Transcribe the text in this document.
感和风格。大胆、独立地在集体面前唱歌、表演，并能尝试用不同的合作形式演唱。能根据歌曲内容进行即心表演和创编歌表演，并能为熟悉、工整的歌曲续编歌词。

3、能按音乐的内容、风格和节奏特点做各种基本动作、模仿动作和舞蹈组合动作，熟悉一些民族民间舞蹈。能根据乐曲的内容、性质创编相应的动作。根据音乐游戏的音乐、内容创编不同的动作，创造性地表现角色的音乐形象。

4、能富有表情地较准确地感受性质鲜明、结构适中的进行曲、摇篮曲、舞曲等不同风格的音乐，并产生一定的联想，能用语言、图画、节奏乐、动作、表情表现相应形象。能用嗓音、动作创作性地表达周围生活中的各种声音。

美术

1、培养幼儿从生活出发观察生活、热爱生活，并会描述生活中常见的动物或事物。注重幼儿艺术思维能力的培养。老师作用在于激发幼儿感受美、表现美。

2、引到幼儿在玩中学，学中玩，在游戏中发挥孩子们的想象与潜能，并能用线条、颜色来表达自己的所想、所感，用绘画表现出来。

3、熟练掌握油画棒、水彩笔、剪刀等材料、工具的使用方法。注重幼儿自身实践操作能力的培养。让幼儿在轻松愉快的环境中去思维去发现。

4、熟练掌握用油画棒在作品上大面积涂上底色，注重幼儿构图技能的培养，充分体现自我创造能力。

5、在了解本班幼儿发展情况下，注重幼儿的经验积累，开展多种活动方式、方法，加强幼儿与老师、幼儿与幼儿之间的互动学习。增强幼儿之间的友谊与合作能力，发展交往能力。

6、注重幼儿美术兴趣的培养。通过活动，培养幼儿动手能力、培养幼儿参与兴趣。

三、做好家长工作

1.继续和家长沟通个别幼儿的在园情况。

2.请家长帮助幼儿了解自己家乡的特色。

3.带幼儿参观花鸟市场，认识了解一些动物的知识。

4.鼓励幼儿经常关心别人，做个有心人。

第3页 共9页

Request:
Retype all of the material above with every character intact.

Worked answer:
Transcribe the text in this document.
感和风格。大胆、独立地在集体面前唱歌、表演，并能尝试用不同的合作形式演唱。能根据歌曲内容进行即心表演和创编歌表演，并能为熟悉、工整的歌曲续编歌词。

3、能按音乐的内容、风格和节奏特点做各种基本动作、模仿动作和舞蹈组合动作，熟悉一些民族民间舞蹈。能根据乐曲的内容、性质创编相应的动作。根据音乐游戏的音乐、内容创编不同的动作，创造性地表现角色的音乐形象。

4、能富有表情地较准确地感受性质鲜明、结构适中的进行曲、摇篮曲、舞曲等不同风格的音乐，并产生一定的联想，能用语言、图画、节奏乐、动作、表情表现相应形象。能用嗓音、动作创作性地表达周围生活中的各种声音。

美术

1、培养幼儿从生活出发观察生活、热爱生活，并会描述生活中常见的动物或事物。注重幼儿艺术思维能力的培养。老师作用在于激发幼儿感受美、表现美。

2、引到幼儿在玩中学，学中玩，在游戏中发挥孩子们的想象与潜能，并能用线条、颜色来表达自己的所想、所感，用绘画表现出来。

3、熟练掌握油画棒、水彩笔、剪刀等材料、工具的使用方法。注重幼儿自身实践操作能力的培养。让幼儿在轻松愉快的环境中去思维去发现。

4、熟练掌握用油画棒在作品上大面积涂上底色，注重幼儿构图技能的培养，充分体现自我创造能力。

5、在了解本班幼儿发展情况下，注重幼儿的经验积累，开展多种活动方式、方法，加强幼儿与老师、幼儿与幼儿之间的互动学习。增强幼儿之间的友谊与合作能力，发展交往能力。

6、注重幼儿美术兴趣的培养。通过活动，培养幼儿动手能力、培养幼儿参与兴趣。

三、做好家长工作

1.继续和家长沟通个别幼儿的在园情况。

2.请家长帮助幼儿了解自己家乡的特色。

3.带幼儿参观花鸟市场，认识了解一些动物的知识。

4.鼓励幼儿经常关心别人，做个有心人。

第3页 共9页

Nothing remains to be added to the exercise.